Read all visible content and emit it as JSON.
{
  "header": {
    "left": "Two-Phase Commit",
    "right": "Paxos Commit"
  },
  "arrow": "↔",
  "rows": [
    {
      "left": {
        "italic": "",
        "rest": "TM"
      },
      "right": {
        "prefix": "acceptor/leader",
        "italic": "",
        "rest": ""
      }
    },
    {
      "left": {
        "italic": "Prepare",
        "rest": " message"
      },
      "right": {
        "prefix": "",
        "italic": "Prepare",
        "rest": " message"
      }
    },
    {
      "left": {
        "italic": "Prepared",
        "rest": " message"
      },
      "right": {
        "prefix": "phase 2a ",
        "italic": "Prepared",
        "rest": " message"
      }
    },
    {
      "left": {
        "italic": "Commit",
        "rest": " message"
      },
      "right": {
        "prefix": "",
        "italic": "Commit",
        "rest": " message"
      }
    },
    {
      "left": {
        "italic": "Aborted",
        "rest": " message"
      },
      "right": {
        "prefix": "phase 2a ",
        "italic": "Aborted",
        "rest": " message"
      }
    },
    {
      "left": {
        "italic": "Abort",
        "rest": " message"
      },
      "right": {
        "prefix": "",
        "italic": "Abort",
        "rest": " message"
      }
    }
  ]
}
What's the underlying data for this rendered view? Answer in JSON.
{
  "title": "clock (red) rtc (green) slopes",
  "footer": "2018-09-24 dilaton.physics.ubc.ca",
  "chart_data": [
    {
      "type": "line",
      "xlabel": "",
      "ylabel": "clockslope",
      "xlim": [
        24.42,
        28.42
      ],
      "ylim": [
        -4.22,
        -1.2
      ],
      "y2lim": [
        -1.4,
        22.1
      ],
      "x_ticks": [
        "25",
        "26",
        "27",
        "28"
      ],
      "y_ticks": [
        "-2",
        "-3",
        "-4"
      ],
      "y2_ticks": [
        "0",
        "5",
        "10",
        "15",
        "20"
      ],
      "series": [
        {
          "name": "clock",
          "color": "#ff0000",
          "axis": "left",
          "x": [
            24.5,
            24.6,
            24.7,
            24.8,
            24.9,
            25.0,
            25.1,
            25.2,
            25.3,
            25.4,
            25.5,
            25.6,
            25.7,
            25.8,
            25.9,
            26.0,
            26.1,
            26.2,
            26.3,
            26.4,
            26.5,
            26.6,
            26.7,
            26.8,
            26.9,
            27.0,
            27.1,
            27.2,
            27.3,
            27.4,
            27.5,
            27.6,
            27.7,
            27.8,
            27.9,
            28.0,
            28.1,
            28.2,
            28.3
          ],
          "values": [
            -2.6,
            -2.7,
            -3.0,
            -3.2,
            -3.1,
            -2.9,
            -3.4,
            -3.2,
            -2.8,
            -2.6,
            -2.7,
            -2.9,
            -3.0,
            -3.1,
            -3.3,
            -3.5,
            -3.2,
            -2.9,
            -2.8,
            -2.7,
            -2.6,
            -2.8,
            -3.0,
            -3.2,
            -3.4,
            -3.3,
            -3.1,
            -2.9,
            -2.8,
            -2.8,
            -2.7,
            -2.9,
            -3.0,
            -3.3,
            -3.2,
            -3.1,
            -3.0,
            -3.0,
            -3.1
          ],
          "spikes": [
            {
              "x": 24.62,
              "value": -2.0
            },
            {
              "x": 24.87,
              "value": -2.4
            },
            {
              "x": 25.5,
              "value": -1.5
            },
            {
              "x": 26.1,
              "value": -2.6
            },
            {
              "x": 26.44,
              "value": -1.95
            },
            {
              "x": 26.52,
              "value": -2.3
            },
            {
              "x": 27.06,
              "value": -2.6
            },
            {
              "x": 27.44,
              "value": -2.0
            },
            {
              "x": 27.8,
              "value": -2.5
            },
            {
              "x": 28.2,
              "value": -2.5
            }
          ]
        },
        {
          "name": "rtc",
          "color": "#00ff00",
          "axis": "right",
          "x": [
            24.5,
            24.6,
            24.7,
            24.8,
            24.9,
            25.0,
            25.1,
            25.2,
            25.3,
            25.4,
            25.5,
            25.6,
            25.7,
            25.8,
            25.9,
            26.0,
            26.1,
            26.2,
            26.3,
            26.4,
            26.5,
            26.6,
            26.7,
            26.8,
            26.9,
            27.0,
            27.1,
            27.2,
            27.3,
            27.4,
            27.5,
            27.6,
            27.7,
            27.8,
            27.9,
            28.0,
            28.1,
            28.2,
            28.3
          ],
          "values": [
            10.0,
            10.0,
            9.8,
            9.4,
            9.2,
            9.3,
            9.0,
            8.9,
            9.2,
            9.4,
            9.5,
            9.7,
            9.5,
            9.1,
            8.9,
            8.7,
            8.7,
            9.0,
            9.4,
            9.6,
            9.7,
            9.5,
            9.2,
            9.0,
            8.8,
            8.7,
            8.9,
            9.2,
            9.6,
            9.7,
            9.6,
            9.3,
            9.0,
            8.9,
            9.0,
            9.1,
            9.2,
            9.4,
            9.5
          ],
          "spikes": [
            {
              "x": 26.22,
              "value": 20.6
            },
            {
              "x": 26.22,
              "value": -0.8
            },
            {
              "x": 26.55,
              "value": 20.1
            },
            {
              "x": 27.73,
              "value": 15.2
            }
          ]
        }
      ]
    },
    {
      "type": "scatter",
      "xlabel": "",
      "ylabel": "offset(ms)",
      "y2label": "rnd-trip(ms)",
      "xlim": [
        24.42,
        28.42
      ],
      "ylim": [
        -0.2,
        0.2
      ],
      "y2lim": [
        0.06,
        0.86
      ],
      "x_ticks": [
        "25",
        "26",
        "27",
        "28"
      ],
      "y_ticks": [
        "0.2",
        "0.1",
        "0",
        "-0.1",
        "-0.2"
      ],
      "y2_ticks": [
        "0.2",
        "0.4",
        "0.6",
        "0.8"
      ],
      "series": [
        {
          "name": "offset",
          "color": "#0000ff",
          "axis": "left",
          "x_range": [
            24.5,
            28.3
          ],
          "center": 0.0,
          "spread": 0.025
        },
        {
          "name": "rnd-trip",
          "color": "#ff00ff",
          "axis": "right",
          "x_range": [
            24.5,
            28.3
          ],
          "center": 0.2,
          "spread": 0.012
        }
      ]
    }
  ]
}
-=-=-
Work to do: Only the number is wanted: how many lines of the material above include the word "name"?

Reply to the task: 4